> **WORK TO DO**: Find each line with the string "text" and report it.

==== EXCERPTED DATA

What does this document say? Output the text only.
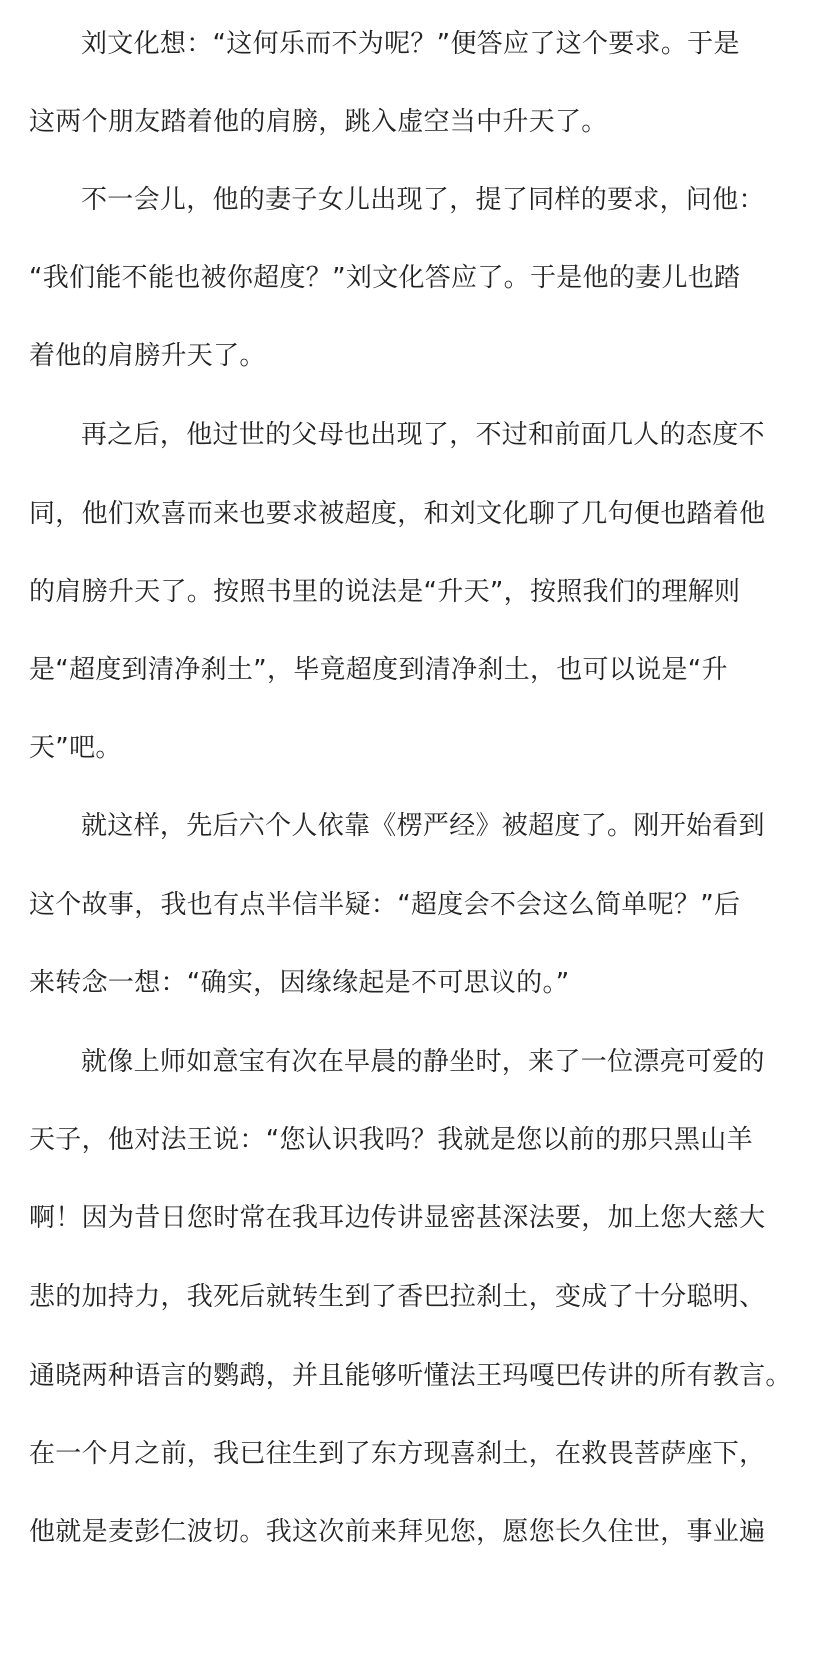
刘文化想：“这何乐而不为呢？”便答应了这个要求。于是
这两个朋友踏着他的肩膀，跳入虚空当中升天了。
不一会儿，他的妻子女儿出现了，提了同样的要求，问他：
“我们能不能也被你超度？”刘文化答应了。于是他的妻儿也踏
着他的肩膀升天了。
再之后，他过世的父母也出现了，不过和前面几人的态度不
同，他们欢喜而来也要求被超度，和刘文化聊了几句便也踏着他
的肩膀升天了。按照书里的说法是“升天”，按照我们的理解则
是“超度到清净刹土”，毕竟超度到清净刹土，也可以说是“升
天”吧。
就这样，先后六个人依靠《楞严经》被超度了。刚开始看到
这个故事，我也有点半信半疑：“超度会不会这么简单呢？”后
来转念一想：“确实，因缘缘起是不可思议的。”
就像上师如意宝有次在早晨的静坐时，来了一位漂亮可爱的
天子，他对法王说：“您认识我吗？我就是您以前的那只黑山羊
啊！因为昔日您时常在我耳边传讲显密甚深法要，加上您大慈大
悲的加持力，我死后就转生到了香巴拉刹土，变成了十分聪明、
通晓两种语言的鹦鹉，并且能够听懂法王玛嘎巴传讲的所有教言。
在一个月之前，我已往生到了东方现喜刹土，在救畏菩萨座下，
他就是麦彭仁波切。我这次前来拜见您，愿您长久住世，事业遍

========
==== EXCERPTED DATA

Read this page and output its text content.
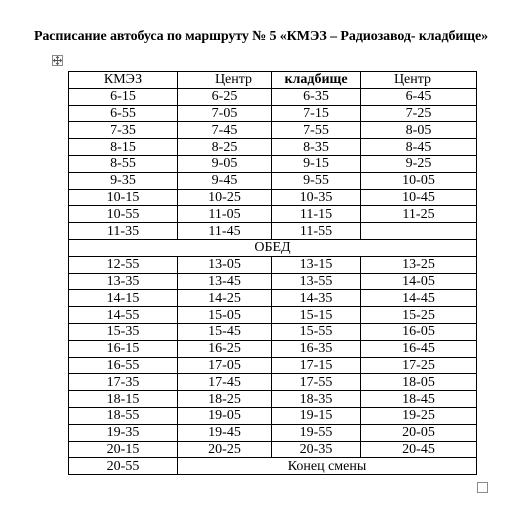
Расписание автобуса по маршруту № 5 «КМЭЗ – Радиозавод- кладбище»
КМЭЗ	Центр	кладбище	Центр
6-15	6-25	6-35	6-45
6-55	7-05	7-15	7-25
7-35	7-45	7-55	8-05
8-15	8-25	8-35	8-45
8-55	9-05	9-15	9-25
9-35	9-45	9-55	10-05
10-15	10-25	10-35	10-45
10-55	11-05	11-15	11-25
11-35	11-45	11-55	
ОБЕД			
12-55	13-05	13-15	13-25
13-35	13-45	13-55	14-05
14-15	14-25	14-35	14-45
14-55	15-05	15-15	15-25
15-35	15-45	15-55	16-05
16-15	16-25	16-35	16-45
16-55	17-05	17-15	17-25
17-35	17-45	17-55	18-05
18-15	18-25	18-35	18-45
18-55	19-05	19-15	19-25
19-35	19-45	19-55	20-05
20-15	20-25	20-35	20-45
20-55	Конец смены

========

> **OUTPUT FOR THIS TASK**:
What does this document say? Output the text only.
Read this page and output its text content.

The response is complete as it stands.